_Task objective_
Lines that hold the word "xlabel" should be located and copied.

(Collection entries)
* * * *

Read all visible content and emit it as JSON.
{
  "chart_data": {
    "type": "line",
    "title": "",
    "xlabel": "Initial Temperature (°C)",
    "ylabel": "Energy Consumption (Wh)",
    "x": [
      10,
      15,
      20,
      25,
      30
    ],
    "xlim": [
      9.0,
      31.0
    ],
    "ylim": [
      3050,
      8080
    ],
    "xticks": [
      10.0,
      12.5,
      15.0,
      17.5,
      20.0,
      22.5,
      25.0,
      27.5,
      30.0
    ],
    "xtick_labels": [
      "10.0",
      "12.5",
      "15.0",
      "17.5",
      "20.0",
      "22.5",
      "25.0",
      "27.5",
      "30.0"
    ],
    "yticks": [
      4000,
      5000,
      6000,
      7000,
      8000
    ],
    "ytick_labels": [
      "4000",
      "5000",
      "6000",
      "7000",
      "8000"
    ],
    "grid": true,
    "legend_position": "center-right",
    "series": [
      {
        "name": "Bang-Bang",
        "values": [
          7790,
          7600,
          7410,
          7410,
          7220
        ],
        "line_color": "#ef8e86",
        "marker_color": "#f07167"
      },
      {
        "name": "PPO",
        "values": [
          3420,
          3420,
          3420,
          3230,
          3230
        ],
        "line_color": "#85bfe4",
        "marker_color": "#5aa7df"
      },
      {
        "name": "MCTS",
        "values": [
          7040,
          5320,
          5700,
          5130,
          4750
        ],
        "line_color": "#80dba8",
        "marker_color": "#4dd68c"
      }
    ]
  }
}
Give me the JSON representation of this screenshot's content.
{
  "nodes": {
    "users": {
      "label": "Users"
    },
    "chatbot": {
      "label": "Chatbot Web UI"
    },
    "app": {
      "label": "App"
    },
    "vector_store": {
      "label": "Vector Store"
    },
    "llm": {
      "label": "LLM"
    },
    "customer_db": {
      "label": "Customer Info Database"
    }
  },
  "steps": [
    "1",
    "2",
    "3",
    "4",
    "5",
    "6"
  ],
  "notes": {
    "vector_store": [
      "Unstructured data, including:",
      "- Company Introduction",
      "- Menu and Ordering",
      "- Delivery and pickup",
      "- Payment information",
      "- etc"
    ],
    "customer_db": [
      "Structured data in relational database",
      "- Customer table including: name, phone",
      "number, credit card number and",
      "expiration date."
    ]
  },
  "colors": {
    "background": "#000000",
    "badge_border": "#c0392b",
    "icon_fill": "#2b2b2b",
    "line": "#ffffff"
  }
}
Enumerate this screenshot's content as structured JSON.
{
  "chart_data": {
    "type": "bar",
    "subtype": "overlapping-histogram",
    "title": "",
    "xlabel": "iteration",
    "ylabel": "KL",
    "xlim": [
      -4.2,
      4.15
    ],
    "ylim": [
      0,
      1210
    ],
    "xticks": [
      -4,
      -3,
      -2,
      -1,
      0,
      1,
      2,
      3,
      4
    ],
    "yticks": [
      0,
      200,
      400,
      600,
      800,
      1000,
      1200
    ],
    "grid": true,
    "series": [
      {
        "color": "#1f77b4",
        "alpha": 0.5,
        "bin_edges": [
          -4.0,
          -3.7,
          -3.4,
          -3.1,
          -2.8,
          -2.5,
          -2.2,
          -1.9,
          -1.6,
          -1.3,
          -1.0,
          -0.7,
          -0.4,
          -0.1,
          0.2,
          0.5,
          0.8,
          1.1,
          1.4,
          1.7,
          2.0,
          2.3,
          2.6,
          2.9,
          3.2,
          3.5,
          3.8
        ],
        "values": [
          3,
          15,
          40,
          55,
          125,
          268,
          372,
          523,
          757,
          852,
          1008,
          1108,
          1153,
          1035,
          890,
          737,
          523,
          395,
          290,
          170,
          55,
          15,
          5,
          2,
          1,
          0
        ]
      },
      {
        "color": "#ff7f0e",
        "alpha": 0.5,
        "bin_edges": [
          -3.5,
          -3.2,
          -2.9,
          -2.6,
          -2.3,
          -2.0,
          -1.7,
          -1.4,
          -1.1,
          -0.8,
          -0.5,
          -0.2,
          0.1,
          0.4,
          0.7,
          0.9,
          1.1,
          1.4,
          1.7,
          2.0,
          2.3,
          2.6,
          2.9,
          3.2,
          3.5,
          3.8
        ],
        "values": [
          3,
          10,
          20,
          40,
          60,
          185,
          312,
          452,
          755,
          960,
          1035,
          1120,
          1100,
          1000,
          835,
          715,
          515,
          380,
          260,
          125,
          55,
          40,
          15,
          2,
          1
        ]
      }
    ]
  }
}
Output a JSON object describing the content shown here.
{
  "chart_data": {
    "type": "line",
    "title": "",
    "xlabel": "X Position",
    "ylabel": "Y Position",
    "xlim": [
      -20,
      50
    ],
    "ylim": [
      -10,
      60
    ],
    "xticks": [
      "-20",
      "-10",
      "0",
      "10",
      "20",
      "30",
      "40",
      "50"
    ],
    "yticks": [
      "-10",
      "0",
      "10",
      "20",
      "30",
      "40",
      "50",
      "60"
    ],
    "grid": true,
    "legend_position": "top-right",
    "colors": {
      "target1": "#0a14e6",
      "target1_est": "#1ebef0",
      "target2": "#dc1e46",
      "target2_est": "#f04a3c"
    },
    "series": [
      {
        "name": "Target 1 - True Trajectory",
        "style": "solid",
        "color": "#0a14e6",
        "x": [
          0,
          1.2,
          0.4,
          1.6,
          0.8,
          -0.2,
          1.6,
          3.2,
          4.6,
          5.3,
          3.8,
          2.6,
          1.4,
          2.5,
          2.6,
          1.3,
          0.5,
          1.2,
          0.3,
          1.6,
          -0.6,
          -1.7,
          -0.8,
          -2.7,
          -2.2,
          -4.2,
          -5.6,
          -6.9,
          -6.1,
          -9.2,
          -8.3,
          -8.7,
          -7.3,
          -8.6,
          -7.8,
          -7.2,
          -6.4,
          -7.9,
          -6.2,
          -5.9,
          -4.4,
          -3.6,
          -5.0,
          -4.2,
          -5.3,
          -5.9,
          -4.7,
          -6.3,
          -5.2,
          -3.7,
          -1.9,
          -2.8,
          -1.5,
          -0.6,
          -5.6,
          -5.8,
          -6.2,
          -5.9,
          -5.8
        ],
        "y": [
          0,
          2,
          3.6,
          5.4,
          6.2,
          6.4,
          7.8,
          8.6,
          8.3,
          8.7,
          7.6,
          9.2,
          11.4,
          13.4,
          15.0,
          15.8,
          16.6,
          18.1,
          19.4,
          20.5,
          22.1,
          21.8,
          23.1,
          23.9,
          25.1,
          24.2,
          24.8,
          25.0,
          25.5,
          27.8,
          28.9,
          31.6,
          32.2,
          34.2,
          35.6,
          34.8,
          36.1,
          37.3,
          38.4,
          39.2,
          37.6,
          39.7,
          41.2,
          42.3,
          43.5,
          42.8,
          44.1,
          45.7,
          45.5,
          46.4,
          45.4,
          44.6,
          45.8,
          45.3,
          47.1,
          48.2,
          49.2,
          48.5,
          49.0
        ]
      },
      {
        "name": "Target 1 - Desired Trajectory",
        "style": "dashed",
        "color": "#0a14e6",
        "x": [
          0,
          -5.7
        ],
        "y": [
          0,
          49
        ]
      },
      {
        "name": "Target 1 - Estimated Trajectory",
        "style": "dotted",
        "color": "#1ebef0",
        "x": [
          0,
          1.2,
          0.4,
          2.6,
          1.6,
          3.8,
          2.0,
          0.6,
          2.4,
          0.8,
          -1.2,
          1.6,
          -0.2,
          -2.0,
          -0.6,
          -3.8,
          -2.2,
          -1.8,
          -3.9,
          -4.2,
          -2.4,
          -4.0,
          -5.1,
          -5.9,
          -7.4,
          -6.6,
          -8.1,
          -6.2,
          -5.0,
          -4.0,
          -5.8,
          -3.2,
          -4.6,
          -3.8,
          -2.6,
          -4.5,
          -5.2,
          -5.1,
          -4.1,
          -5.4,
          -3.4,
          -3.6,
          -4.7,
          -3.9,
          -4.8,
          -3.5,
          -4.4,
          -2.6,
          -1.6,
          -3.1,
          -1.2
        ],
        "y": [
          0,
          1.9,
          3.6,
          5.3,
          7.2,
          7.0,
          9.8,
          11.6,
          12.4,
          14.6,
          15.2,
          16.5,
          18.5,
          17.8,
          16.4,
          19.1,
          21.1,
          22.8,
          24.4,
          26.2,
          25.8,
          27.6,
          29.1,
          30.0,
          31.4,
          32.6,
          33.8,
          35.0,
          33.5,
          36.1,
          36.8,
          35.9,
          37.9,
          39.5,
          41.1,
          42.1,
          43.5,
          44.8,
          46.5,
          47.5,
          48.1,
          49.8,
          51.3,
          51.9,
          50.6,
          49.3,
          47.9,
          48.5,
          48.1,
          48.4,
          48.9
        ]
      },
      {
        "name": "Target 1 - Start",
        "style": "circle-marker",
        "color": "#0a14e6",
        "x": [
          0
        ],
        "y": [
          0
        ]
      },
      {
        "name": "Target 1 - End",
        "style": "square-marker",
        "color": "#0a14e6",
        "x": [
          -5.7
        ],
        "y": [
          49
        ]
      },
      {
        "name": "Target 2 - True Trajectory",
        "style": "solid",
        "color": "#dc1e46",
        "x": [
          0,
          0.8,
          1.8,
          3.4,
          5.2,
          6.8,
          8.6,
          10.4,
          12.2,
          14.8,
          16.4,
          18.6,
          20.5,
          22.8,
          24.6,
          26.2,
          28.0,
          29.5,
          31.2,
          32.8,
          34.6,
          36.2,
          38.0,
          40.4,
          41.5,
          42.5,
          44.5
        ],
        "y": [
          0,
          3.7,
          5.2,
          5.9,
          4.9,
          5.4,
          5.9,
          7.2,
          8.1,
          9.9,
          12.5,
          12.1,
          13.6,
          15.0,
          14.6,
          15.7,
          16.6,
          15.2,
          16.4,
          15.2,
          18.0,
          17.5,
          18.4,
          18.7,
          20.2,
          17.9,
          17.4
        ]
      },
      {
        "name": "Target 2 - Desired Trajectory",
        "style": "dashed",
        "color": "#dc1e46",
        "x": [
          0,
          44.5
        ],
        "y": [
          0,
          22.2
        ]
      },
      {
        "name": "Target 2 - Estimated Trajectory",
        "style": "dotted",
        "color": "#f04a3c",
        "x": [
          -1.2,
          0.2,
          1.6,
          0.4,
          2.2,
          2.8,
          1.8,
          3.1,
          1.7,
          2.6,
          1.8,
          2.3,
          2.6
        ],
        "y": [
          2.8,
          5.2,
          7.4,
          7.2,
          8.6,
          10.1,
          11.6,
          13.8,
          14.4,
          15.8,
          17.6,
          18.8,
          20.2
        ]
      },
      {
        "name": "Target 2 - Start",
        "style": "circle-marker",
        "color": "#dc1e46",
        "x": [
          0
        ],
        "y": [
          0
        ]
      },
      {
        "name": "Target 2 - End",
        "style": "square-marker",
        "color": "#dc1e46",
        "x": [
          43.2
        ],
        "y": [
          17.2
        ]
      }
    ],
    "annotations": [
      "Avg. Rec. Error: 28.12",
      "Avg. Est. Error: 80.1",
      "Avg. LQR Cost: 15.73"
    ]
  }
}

* * * *

_Exercise solution_
    "xlabel": "Initial Temperature (°C)",
    "xlabel": "iteration",
    "xlabel": "X Position",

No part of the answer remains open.